PROBLEM.
Return each line of the records holding the string "name".

DATA FOR THIS EXERCISE.
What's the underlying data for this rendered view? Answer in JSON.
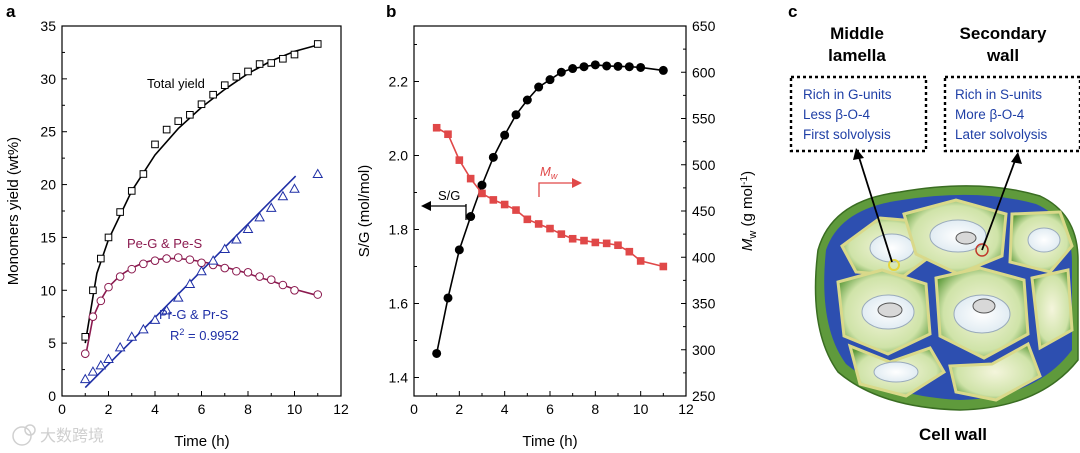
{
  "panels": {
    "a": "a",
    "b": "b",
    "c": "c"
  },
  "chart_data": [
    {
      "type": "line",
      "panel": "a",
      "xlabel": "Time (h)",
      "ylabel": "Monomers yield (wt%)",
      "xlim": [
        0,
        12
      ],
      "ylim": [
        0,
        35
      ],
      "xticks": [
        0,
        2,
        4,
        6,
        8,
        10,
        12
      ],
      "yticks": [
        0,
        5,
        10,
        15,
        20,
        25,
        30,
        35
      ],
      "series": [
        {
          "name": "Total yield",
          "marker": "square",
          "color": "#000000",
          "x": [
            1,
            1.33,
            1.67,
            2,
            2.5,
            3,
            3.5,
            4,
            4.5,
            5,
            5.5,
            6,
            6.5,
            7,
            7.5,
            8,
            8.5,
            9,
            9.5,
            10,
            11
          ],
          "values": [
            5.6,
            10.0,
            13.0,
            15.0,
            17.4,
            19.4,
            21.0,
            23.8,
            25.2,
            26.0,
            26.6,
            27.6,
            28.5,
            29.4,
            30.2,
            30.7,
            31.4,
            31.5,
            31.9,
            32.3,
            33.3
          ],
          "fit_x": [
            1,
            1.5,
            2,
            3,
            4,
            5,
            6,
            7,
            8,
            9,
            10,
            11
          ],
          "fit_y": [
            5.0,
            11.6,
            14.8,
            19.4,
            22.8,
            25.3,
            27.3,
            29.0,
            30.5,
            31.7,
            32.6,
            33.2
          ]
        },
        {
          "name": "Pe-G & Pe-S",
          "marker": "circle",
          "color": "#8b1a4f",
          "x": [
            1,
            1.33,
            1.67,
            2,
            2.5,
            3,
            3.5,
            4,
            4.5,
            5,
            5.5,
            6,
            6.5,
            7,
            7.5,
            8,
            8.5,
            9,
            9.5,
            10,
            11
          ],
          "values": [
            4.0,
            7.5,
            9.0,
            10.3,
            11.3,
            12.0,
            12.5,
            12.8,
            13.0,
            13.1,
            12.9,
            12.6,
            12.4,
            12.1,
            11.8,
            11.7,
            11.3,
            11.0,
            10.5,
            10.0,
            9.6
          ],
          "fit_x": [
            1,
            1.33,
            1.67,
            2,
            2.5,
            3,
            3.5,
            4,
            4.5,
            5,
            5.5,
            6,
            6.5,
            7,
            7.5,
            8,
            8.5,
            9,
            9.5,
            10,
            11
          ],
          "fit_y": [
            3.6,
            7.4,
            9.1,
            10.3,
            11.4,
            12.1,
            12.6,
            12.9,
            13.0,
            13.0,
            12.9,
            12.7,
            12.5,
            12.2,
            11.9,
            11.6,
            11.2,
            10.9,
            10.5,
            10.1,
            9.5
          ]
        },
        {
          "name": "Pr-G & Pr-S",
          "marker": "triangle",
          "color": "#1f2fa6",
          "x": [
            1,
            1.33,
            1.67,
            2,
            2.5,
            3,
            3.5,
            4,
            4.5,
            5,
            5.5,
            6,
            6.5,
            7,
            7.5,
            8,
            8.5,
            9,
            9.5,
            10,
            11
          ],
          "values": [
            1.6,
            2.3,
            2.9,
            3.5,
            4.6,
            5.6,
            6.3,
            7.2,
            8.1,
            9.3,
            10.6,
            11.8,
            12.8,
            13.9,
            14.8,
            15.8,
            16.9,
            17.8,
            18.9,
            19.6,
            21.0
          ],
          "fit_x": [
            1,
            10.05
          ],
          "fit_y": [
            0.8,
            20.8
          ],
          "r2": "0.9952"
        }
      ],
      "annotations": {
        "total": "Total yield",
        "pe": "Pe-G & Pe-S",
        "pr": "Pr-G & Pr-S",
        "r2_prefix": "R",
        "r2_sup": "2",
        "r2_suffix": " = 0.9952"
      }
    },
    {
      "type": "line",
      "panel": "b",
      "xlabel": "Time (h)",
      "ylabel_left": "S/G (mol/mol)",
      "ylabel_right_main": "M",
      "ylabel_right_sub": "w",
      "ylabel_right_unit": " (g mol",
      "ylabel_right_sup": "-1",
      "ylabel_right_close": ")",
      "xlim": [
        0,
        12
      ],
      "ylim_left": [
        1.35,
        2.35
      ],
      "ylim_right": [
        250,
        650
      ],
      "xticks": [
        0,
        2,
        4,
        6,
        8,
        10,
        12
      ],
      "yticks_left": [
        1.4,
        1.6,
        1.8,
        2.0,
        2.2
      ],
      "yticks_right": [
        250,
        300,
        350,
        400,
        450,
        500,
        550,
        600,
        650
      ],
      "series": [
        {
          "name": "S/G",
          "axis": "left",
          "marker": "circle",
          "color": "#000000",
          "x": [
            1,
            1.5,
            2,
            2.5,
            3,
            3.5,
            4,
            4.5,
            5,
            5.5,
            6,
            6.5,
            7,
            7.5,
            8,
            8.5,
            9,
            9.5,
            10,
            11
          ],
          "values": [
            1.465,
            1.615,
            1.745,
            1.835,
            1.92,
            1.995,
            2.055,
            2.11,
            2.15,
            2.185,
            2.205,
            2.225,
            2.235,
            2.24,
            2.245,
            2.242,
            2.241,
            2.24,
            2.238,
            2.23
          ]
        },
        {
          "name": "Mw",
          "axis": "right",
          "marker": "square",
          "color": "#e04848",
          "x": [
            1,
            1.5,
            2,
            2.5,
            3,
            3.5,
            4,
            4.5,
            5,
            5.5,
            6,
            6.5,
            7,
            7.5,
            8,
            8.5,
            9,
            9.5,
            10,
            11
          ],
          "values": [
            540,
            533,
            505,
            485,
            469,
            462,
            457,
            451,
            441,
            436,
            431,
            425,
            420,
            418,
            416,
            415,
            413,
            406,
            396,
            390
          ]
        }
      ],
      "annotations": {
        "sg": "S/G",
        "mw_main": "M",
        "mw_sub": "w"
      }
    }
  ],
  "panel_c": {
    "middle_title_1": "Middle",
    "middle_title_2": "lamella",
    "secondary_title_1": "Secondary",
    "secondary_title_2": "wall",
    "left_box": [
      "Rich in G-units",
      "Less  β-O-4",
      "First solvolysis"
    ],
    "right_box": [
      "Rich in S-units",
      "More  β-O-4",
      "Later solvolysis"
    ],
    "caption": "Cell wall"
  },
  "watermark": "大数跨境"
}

ANSWER FOR THE TASK.
          "name": "Total yield",
          "name": "Pe-G & Pe-S",
          "name": "Pr-G & Pr-S",
          "name": "S/G",
          "name": "Mw",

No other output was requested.